* Goal
Go through the records and show each line where the word "grid" occurs.

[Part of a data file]
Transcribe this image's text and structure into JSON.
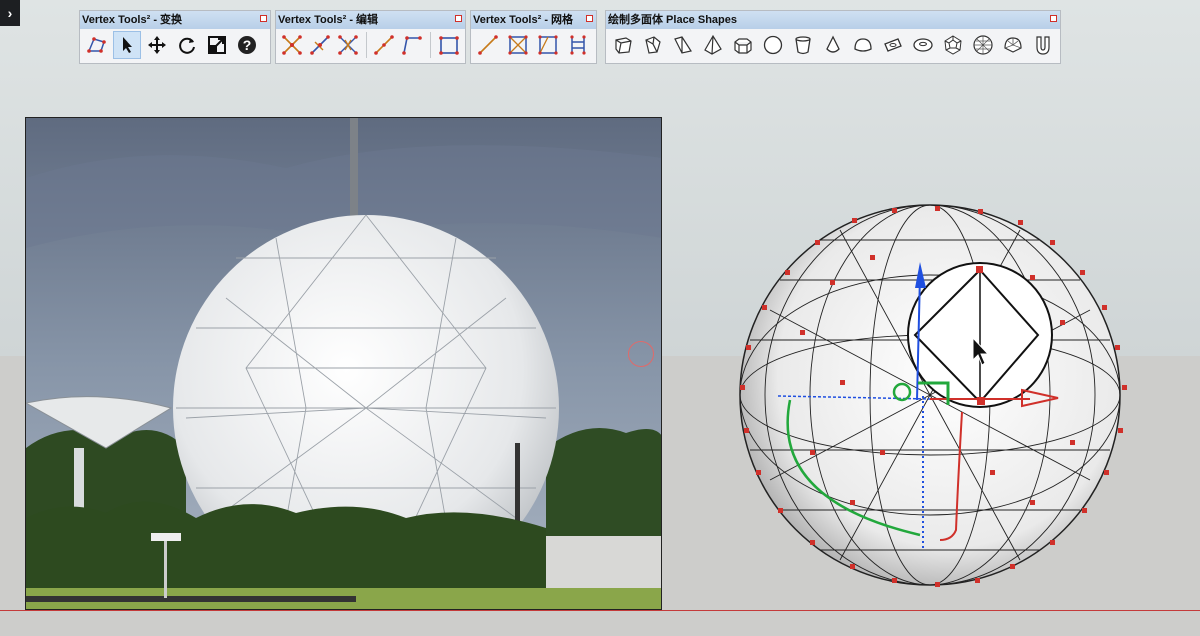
{
  "toolbars": [
    {
      "title": "Vertex Tools² - 变换",
      "buttons": [
        "select-polygon-icon",
        "pointer-icon",
        "move-icon",
        "rotate-icon",
        "scale-icon",
        "help-icon"
      ]
    },
    {
      "title": "Vertex Tools² - 编辑",
      "buttons": [
        "merge-vertices-icon",
        "split-edge-icon",
        "delete-vertex-icon",
        "line-icon",
        "polyline-icon",
        "box-icon"
      ]
    },
    {
      "title": "Vertex Tools² - 网格",
      "buttons": [
        "grid-line-icon",
        "grid-box-icon",
        "grid-frame-icon",
        "grid-ladder-icon"
      ]
    },
    {
      "title": "绘制多面体 Place Shapes",
      "buttons": [
        "cube-icon",
        "pentagon-prism-icon",
        "wedge-icon",
        "pyramid-icon",
        "hex-prism-icon",
        "sphere-icon",
        "cylinder-icon",
        "cone-icon",
        "hemisphere-icon",
        "torus-flat-icon",
        "torus-icon",
        "dodecahedron-icon",
        "geodesic-icon",
        "truncated-sphere-icon",
        "tube-icon"
      ]
    }
  ],
  "colors": {
    "accent_red": "#d0302a",
    "axis_blue": "#1f4fe0",
    "axis_green": "#22a83c",
    "toolbar_title_bg": "#c6daf0"
  }
}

* Worked solution
        "grid-line-icon",
        "grid-box-icon",
        "grid-frame-icon",
        "grid-ladder-icon"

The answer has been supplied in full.